WRITTEN INSTRUCTION
Using the records below, locate all lines containing "Euleri" and return them.

Recorded data
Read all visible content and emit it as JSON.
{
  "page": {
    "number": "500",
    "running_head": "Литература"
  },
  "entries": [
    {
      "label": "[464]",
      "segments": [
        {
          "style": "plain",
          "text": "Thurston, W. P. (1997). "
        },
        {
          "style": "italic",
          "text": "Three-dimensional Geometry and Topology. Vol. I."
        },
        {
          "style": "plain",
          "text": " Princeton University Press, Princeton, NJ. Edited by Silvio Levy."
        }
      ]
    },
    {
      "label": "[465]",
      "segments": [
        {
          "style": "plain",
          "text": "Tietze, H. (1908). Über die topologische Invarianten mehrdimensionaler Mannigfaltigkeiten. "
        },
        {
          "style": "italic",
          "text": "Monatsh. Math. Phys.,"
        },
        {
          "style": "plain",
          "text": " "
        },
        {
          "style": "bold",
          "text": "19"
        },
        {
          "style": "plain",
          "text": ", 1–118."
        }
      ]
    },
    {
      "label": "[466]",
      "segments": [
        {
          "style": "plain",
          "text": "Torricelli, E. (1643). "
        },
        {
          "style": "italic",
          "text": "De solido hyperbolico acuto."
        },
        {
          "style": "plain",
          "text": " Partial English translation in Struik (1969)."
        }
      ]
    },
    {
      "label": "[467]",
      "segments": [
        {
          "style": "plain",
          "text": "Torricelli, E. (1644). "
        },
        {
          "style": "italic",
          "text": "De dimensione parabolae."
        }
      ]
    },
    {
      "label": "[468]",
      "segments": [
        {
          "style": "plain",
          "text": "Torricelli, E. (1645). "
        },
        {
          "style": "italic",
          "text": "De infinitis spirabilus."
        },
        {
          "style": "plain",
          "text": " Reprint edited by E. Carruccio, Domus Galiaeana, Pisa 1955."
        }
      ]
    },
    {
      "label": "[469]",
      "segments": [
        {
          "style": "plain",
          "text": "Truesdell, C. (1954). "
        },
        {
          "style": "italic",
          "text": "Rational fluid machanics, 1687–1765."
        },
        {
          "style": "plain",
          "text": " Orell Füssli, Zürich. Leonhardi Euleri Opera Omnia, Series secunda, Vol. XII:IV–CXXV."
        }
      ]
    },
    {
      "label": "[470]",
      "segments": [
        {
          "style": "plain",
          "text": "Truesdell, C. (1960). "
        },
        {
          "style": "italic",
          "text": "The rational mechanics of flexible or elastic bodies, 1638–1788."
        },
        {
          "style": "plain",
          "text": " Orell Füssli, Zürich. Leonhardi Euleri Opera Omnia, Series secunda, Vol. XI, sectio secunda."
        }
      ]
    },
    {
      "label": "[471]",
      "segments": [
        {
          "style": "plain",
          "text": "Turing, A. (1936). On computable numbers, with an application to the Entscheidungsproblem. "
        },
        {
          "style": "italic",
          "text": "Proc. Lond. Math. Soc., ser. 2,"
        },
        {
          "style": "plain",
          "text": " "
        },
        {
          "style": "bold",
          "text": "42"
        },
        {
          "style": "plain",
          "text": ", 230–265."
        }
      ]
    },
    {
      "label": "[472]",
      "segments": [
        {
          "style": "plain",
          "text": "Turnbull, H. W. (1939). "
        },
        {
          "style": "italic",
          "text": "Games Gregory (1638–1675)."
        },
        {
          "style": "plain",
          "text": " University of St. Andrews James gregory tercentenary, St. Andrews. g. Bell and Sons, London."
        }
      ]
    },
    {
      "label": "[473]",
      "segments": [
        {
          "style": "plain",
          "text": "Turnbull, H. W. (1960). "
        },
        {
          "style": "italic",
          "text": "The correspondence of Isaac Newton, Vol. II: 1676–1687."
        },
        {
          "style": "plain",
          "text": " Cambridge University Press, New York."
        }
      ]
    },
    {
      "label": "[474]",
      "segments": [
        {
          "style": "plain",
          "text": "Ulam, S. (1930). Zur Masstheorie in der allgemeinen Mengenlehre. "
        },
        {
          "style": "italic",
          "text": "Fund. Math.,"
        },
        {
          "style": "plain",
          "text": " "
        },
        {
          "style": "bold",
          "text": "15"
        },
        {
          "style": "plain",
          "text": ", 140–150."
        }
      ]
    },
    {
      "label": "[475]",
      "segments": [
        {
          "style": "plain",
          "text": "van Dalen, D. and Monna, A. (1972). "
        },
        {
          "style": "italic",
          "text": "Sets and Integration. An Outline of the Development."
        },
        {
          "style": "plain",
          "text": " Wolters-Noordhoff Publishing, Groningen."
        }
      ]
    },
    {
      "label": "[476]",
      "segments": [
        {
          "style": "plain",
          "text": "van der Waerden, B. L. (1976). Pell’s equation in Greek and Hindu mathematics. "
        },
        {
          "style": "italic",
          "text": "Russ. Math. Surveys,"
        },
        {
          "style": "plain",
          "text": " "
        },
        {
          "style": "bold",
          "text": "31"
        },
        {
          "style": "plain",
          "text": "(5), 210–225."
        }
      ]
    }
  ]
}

EXERCISE RESULT
          "text": " Orell Füssli, Zürich. Leonhardi Euleri Opera Omnia, Series secunda, Vol. XII:IV–CXXV."
          "text": " Orell Füssli, Zürich. Leonhardi Euleri Opera Omnia, Series secunda, Vol. XI, sectio secunda."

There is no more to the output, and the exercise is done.